• **EXERCISE INPUT**
* * * * *

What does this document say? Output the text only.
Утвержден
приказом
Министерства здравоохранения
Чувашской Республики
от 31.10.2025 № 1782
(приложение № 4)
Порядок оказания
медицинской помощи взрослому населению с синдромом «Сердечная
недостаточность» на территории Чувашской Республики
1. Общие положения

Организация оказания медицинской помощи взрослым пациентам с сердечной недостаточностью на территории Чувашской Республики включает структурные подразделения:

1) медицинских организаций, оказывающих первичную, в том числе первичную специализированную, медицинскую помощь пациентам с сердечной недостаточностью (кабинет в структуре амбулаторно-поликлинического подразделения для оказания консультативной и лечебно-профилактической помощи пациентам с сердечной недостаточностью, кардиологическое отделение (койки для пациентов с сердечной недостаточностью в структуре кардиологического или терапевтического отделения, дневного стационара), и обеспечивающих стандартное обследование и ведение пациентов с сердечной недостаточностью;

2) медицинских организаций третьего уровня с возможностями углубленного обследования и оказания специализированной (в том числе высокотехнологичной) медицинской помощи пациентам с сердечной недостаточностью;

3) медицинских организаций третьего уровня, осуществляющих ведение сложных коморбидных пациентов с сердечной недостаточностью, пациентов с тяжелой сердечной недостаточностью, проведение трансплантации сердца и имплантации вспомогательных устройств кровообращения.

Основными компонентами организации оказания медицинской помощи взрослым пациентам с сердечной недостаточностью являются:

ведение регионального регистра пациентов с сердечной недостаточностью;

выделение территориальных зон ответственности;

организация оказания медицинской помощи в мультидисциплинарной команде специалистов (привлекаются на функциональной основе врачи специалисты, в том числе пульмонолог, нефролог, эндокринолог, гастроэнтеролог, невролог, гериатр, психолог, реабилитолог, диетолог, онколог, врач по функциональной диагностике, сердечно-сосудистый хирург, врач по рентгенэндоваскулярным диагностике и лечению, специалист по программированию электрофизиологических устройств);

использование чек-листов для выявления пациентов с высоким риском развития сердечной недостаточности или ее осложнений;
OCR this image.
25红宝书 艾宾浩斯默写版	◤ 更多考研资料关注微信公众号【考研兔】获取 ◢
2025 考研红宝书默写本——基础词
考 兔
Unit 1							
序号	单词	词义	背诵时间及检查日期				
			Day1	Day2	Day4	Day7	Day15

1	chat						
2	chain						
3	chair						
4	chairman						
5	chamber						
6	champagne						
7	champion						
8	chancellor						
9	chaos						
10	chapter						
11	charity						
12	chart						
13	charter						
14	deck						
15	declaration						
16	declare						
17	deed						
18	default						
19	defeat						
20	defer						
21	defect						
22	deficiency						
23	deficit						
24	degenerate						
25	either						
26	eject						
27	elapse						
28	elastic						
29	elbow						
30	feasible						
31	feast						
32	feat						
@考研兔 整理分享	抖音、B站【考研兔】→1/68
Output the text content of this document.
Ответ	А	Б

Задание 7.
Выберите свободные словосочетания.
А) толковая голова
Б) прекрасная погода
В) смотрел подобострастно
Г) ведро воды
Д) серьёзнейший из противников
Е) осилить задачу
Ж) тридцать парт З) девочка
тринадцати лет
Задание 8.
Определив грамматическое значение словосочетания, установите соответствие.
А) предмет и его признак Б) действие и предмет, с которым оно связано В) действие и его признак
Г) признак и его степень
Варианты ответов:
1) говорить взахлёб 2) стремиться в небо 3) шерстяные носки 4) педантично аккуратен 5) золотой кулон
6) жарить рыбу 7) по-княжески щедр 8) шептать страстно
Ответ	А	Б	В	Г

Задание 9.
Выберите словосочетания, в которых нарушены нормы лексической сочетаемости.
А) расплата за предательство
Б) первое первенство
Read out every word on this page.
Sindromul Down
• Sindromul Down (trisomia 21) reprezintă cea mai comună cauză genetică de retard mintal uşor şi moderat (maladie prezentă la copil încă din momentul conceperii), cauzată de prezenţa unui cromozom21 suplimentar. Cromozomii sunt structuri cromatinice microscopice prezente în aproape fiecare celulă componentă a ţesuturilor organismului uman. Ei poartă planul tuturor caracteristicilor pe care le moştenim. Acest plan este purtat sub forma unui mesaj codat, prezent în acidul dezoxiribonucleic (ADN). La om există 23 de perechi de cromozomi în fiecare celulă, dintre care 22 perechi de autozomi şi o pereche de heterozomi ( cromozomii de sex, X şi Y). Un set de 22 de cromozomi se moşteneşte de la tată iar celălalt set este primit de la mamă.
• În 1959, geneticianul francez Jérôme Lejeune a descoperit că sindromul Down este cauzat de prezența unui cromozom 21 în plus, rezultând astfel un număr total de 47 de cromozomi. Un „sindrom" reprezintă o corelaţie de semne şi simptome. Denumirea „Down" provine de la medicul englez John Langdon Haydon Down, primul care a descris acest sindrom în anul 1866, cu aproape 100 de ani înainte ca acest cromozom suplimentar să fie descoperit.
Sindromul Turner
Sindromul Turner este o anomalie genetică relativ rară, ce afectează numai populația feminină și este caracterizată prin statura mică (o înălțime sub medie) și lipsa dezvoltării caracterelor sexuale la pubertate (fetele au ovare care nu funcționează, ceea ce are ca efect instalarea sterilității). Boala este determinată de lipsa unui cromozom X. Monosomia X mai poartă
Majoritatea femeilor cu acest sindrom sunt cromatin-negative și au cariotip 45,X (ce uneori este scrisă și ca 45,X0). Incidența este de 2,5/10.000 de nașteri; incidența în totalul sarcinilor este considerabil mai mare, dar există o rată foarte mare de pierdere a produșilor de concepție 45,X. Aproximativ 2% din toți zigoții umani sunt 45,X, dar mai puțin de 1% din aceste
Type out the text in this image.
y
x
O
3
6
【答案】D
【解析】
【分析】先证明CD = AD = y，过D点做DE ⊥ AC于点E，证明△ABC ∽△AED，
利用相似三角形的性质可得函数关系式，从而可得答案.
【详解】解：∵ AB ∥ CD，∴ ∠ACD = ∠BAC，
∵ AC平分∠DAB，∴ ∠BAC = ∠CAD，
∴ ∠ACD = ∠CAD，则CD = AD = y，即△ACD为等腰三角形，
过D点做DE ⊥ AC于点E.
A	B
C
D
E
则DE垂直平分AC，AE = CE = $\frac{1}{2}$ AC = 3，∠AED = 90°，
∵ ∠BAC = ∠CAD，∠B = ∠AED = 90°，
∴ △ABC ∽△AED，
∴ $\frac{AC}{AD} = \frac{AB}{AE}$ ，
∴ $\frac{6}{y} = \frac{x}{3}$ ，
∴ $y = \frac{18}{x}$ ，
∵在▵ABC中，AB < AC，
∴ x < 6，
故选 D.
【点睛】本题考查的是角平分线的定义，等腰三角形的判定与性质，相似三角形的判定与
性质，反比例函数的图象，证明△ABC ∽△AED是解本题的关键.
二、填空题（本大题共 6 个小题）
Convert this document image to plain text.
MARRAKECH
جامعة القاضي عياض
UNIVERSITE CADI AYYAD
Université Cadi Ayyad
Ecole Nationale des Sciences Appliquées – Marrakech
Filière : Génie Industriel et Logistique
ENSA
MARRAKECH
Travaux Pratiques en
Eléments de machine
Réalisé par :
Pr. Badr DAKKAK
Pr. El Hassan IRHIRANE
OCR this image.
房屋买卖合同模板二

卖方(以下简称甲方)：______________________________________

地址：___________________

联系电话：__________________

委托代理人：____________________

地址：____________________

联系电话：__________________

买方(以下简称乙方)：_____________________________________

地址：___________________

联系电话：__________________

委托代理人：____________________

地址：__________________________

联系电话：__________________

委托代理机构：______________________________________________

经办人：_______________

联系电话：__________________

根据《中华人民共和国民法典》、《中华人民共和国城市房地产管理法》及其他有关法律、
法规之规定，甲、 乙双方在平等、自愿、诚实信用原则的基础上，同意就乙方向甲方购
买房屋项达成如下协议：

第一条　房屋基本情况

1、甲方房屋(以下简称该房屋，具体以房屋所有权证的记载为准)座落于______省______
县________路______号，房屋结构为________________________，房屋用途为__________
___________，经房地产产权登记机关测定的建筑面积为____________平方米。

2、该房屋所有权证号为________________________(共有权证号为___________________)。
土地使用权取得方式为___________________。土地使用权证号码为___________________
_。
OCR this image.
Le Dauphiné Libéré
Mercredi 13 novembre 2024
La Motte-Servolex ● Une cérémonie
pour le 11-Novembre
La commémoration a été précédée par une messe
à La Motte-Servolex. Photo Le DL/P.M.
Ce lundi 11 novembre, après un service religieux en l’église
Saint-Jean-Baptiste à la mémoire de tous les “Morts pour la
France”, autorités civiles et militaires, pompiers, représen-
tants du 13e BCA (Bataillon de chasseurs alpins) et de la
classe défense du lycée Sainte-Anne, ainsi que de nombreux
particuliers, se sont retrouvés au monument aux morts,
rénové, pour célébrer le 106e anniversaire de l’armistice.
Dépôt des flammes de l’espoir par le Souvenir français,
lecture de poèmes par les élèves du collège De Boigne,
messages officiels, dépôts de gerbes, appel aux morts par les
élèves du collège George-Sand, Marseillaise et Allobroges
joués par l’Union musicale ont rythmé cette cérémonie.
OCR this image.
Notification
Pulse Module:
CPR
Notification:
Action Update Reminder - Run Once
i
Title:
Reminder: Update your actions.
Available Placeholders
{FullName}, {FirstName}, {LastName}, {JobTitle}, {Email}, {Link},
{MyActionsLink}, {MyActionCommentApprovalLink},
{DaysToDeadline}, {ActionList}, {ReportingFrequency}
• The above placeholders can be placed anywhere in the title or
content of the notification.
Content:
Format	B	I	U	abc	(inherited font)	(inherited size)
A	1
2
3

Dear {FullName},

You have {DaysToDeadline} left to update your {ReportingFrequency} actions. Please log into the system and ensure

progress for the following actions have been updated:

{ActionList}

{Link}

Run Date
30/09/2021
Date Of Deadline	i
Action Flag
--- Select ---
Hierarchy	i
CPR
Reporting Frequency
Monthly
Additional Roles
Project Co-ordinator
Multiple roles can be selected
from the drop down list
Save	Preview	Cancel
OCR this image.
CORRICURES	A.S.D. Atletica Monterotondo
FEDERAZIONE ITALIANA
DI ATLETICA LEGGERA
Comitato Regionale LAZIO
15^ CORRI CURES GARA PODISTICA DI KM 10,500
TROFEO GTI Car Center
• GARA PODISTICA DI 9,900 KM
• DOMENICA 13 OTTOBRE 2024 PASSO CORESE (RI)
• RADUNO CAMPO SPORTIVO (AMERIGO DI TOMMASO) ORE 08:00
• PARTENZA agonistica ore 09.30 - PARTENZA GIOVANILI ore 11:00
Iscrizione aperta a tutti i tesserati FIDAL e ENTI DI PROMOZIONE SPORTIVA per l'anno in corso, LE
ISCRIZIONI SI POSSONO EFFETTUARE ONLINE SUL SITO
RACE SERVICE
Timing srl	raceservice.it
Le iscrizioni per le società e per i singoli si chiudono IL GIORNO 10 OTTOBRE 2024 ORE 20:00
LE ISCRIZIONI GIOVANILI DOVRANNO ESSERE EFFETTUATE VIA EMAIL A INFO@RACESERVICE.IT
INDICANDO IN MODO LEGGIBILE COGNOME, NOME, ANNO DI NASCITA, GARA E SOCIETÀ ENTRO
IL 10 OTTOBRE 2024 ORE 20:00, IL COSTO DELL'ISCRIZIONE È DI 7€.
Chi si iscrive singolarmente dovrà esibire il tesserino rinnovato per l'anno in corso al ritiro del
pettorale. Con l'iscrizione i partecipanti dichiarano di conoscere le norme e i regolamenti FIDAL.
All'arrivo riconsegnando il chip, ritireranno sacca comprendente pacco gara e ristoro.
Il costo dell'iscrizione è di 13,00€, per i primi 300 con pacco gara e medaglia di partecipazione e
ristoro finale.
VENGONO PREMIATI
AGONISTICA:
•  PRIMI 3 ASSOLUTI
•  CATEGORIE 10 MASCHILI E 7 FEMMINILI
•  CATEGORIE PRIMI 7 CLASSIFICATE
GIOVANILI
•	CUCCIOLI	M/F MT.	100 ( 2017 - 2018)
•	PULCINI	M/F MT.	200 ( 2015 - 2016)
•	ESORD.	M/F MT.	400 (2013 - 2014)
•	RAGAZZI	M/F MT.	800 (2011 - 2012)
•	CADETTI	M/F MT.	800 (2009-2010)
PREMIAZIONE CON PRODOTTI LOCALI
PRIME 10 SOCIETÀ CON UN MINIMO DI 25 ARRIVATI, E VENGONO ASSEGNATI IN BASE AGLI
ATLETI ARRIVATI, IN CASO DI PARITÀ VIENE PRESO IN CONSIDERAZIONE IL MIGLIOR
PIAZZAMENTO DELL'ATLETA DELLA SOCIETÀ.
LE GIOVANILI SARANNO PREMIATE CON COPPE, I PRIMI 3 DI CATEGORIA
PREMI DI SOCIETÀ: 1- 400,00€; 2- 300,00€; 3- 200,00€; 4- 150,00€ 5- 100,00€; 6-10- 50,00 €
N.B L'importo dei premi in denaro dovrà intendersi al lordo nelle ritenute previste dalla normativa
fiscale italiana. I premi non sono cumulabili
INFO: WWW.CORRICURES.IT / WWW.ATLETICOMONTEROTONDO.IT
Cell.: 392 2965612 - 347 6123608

* * * * *

• **EXERCISE BRIEF**
Go over the records above and tally each line that includes "genetică". Give the total by itself.

• **ANSWER TO THIS TASK**
2